[Start of section]
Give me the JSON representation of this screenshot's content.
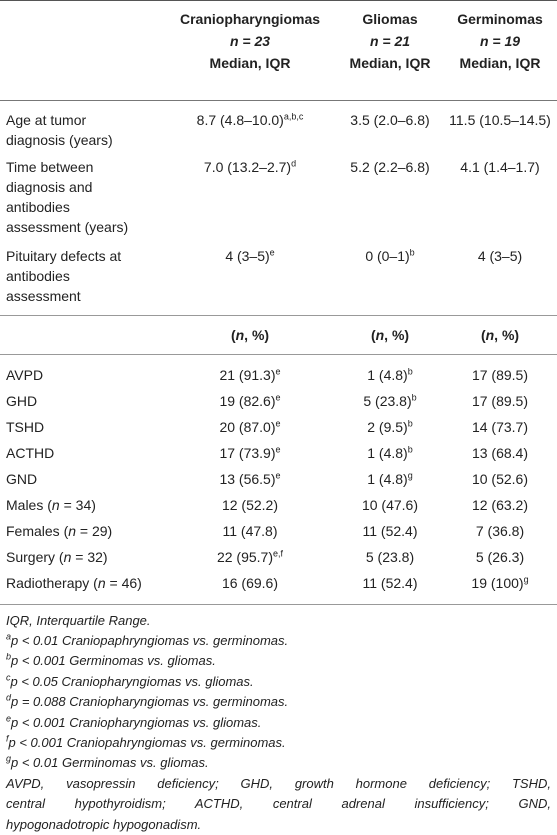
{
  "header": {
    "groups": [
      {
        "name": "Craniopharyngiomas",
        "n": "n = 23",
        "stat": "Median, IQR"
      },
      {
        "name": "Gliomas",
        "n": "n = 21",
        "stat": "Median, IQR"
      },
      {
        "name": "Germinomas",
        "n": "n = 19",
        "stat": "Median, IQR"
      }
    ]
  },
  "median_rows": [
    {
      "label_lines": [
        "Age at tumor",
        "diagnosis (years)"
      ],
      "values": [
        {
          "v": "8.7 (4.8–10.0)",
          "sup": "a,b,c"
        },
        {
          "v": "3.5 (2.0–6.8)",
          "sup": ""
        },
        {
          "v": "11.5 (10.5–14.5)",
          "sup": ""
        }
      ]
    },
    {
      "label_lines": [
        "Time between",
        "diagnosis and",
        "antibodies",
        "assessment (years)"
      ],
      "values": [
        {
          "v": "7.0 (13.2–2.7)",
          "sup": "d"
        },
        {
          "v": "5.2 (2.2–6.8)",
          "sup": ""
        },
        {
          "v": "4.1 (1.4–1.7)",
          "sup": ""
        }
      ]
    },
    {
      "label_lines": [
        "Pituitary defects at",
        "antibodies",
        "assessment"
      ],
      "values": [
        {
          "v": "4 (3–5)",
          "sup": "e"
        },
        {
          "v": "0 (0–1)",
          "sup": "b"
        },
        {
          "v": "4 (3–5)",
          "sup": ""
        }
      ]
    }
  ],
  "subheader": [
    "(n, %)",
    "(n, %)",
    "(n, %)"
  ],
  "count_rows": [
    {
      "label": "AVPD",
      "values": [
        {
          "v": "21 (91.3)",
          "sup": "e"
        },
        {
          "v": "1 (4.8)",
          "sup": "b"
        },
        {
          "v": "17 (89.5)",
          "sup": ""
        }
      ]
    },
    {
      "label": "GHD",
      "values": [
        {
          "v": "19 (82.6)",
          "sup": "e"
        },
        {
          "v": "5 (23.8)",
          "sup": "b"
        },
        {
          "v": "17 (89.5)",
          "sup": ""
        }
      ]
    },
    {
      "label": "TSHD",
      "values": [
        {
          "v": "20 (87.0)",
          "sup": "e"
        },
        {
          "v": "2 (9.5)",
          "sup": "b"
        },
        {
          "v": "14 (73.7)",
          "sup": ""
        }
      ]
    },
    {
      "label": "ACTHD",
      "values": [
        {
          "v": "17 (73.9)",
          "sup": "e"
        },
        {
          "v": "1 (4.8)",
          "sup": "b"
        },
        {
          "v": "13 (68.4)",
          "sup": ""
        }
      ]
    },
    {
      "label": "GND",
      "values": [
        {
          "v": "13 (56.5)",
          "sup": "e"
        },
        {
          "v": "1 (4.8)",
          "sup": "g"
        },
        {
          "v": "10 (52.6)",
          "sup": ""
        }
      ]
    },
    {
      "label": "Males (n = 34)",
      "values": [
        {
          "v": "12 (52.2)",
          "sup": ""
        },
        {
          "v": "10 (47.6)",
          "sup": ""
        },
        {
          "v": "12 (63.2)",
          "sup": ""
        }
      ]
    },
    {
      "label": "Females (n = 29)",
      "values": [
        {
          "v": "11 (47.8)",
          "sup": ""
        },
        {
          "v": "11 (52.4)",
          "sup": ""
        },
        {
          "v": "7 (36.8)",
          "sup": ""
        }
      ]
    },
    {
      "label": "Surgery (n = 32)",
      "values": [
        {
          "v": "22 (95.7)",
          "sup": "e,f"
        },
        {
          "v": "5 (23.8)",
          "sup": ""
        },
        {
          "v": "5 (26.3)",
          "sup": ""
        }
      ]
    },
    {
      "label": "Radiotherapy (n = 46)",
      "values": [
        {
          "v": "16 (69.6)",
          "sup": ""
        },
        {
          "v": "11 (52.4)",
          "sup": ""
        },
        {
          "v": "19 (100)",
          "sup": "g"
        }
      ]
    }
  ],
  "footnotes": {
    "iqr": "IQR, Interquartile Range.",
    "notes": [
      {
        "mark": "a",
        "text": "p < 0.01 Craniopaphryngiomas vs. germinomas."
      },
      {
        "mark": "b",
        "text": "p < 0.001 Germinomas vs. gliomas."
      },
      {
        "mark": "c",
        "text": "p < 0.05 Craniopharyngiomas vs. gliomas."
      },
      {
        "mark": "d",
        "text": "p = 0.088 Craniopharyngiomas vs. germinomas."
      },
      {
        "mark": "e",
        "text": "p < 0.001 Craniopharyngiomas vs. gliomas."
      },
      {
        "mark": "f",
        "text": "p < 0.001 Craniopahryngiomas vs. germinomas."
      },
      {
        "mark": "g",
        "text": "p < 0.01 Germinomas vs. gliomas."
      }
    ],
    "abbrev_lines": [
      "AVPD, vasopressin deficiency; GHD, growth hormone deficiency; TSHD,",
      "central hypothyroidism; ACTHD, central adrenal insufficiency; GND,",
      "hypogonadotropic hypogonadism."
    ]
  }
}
[End of section]
[Start of section]
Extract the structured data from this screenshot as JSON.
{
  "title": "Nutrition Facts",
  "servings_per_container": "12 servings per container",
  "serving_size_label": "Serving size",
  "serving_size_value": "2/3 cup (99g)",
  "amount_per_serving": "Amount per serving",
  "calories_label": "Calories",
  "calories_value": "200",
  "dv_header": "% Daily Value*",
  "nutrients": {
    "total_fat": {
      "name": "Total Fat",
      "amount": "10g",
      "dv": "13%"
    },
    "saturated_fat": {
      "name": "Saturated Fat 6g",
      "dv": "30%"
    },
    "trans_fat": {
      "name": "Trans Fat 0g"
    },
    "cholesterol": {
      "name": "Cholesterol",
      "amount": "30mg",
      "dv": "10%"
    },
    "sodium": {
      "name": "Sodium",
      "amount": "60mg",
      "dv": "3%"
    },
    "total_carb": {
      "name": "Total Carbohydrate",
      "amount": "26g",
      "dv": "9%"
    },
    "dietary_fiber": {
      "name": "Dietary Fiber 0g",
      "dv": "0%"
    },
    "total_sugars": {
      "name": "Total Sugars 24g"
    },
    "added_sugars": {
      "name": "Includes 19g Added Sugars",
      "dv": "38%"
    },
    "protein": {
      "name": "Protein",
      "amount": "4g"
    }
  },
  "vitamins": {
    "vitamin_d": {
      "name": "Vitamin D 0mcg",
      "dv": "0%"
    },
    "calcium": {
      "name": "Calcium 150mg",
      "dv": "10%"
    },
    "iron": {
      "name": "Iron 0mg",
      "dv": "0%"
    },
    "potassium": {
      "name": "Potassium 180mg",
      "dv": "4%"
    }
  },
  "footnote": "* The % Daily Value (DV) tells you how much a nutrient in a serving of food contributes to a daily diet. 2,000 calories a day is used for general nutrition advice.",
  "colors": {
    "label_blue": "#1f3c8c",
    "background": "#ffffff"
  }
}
[End of section]
> **EXERCISE REQUIREMENTS**
Show every line of the material above in which "this" is present.

> **WORKED SOLUTION**
Give me the JSON representation of this screenshot's content.
Extract the structured data from this screenshot as JSON.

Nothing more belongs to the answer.